Your instructions –
In the text on military divorce below, reproduce word for word the passage that begins with the words "The USFSPA also" and stops after the words "and healthcare benefits.".

(Beginning of Extracted text)

Divorce is never easy for anything, but there are some issues in divorce that are especially difficult for members of the military. Some of these issues are purely logistical. Service members who are on active duty can be sent to remote areas at a moment’s notice, making it hard to take care of paperwork, communicate with lawyers or appear in court when needed. Some of these issues run a little deeper.

Divorce, property division, child custody and other family law issues are usually controlled by state law. For members of the military, the law of the state that is the person’s legal domicile will control most issues in the case. However, there is also the federal Uniformed Services Former Spouse Protection Act, which provides some income for divorced spouses of service members. If the marriage was at least 10 years long, the ex-spouse may be entitled to some retirement benefits as well.

The USFSPA also provides ex-spouses with health care benefits and benefits at military commissaries and exchanges under some circumstances. Again, these benefits are dependent on the length of the marriage. A former spouse who was married to the service member during at least 20 years in which the service member was on creditable service is known as a 20/20/20 former spouse and keeps full commissary, exchange and healthcare benefits.

(End of Extracted text)
(Beginning of Information shown)

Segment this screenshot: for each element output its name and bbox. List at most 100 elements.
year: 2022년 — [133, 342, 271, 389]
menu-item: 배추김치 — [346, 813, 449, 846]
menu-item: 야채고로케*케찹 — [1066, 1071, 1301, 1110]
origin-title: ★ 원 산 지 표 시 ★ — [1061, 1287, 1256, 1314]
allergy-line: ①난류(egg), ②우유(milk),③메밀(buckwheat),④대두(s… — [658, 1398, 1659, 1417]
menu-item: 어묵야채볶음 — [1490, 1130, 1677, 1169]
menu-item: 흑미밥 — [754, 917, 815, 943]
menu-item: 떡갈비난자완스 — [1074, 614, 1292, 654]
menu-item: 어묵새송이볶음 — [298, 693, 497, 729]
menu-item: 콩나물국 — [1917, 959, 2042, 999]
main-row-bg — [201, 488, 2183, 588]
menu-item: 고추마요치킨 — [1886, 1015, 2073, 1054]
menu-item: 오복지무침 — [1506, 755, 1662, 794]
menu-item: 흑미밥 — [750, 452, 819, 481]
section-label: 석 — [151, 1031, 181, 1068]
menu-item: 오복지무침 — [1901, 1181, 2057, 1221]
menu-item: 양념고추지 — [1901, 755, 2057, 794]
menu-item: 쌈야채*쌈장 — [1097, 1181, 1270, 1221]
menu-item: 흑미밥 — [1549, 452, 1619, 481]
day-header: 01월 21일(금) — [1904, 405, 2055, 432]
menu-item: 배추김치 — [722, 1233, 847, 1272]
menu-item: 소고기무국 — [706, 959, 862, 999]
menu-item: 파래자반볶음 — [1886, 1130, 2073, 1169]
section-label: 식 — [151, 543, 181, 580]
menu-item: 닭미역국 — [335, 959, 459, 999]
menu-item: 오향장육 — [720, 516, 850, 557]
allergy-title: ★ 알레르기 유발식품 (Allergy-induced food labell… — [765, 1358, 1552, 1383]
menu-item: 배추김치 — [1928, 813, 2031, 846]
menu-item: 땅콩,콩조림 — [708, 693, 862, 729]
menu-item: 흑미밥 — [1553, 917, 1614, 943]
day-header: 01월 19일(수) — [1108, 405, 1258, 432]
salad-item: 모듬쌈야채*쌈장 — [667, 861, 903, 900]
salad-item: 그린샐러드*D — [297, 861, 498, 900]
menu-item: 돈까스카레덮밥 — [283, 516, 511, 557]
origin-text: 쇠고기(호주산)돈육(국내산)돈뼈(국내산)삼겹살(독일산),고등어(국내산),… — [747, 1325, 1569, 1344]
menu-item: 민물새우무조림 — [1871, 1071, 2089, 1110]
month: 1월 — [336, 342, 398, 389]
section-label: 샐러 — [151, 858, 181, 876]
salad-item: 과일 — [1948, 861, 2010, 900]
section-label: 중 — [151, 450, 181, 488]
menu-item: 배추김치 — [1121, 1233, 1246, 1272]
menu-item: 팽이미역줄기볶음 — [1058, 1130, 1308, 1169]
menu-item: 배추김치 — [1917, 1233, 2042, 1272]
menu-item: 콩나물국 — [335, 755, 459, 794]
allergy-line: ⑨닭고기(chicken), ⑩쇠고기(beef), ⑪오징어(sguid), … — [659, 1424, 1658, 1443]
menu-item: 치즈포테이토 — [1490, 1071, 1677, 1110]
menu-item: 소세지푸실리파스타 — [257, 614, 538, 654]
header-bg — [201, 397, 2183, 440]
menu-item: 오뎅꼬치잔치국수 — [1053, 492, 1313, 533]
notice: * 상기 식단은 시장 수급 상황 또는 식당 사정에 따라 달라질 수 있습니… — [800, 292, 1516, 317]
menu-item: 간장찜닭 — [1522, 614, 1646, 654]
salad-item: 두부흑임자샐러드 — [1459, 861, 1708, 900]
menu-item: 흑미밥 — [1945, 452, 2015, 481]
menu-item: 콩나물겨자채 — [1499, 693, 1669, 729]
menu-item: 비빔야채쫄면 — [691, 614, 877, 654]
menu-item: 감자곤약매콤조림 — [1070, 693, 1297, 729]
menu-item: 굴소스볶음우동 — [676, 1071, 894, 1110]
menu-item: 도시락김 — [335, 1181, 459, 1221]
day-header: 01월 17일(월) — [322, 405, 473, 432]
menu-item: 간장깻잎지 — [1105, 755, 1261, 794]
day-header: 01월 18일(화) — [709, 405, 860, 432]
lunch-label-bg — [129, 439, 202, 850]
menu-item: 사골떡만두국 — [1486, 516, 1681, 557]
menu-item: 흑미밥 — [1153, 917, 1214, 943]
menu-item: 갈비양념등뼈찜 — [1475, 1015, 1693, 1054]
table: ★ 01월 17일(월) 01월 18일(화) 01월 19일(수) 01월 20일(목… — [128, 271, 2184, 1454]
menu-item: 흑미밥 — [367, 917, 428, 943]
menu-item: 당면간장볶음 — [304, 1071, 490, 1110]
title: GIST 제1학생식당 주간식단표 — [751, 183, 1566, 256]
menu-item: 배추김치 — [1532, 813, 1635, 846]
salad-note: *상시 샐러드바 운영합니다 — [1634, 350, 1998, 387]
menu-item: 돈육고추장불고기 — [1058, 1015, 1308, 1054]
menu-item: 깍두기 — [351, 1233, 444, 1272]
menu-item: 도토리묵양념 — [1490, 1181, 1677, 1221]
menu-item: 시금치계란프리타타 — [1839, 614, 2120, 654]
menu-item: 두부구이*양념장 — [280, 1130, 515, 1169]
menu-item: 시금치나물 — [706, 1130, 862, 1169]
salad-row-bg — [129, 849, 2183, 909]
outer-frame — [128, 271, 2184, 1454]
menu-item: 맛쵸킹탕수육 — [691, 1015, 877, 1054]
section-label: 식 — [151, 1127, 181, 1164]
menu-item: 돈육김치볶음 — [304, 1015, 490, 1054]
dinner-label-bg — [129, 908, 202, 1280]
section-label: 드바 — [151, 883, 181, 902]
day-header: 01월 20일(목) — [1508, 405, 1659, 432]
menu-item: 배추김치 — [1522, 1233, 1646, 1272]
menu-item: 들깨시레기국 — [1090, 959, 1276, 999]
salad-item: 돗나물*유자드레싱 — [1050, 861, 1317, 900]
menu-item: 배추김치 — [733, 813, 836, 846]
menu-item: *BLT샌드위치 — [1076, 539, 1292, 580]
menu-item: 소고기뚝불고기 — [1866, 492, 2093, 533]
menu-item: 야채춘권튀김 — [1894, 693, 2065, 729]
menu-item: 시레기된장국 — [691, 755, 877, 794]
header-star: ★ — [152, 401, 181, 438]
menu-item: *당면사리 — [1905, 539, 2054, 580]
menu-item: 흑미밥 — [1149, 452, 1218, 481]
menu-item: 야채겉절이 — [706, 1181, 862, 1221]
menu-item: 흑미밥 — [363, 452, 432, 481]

(End of Information shown)

Answer to the exercise –
The USFSPA also provides ex-spouses with health care benefits and benefits at military commissaries and exchanges under some circumstances. Again, these benefits are dependent on the length of the marriage. A former spouse who was married to the service member during at least 20 years in which the service member was on creditable service is known as a 20/20/20 former spouse and keeps full commissary, exchange and healthcare benefits.